_Problem statement_.
Transcribe all records exactly.

Records excerpted from a collection:
● ● ● ● ● ● ●

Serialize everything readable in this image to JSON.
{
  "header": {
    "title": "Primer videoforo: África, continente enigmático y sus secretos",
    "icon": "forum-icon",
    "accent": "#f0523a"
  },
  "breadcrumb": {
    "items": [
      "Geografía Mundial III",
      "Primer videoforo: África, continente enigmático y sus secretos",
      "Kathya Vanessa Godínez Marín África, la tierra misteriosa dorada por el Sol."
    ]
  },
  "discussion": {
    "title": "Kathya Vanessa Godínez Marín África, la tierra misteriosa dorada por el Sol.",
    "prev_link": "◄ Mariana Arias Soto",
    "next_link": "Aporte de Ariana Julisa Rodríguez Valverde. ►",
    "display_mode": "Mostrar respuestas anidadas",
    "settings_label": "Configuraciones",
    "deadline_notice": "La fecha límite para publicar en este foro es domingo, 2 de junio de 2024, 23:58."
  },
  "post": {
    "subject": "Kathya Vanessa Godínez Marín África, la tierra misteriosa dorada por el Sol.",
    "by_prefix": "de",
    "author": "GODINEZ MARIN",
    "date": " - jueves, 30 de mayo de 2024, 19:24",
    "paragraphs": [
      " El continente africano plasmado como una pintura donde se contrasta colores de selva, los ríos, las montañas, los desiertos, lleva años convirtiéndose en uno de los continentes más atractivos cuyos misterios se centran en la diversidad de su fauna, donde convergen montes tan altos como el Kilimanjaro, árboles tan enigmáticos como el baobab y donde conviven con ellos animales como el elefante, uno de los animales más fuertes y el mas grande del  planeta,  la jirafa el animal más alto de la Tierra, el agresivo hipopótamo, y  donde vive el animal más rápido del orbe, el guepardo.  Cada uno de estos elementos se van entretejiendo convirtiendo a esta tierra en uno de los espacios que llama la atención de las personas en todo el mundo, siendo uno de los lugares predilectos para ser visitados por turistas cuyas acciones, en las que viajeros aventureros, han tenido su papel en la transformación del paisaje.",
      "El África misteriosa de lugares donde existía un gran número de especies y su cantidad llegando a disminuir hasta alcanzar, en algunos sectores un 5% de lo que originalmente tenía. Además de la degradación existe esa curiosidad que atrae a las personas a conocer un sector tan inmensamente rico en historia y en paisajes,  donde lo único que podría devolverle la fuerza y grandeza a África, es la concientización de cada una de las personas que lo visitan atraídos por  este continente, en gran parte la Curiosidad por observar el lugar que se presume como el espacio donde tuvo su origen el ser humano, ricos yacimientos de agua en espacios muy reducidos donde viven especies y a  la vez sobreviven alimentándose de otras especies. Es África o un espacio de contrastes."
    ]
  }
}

● ● ● ● ● ● ●

_Complete answer_.
Serialize everything readable in this image to JSON.
{
  "header": {
    "title": "Primer videoforo: África, continente enigmático y sus secretos",
    "icon": "forum-icon",
    "accent": "#f0523a"
  },
  "breadcrumb": {
    "items": [
      "Geografía Mundial III",
      "Primer videoforo: África, continente enigmático y sus secretos",
      "Kathya Vanessa Godínez Marín África, la tierra misteriosa dorada por el Sol."
    ]
  },
  "discussion": {
    "title": "Kathya Vanessa Godínez Marín África, la tierra misteriosa dorada por el Sol.",
    "prev_link": "◄ Mariana Arias Soto",
    "next_link": "Aporte de Ariana Julisa Rodríguez Valverde. ►",
    "display_mode": "Mostrar respuestas anidadas",
    "settings_label": "Configuraciones",
    "deadline_notice": "La fecha límite para publicar en este foro es domingo, 2 de junio de 2024, 23:58."
  },
  "post": {
    "subject": "Kathya Vanessa Godínez Marín África, la tierra misteriosa dorada por el Sol.",
    "by_prefix": "de",
    "author": "GODINEZ MARIN",
    "date": " - jueves, 30 de mayo de 2024, 19:24",
    "paragraphs": [
      " El continente africano plasmado como una pintura donde se contrasta colores de selva, los ríos, las montañas, los desiertos, lleva años convirtiéndose en uno de los continentes más atractivos cuyos misterios se centran en la diversidad de su fauna, donde convergen montes tan altos como el Kilimanjaro, árboles tan enigmáticos como el baobab y donde conviven con ellos animales como el elefante, uno de los animales más fuertes y el mas grande del  planeta,  la jirafa el animal más alto de la Tierra, el agresivo hipopótamo, y  donde vive el animal más rápido del orbe, el guepardo.  Cada uno de estos elementos se van entretejiendo convirtiendo a esta tierra en uno de los espacios que llama la atención de las personas en todo el mundo, siendo uno de los lugares predilectos para ser visitados por turistas cuyas acciones, en las que viajeros aventureros, han tenido su papel en la transformación del paisaje.",
      "El África misteriosa de lugares donde existía un gran número de especies y su cantidad llegando a disminuir hasta alcanzar, en algunos sectores un 5% de lo que originalmente tenía. Además de la degradación existe esa curiosidad que atrae a las personas a conocer un sector tan inmensamente rico en historia y en paisajes,  donde lo único que podría devolverle la fuerza y grandeza a África, es la concientización de cada una de las personas que lo visitan atraídos por  este continente, en gran parte la Curiosidad por observar el lugar que se presume como el espacio donde tuvo su origen el ser humano, ricos yacimientos de agua en espacios muy reducidos donde viven especies y a  la vez sobreviven alimentándose de otras especies. Es África o un espacio de contrastes."
    ]
  }
}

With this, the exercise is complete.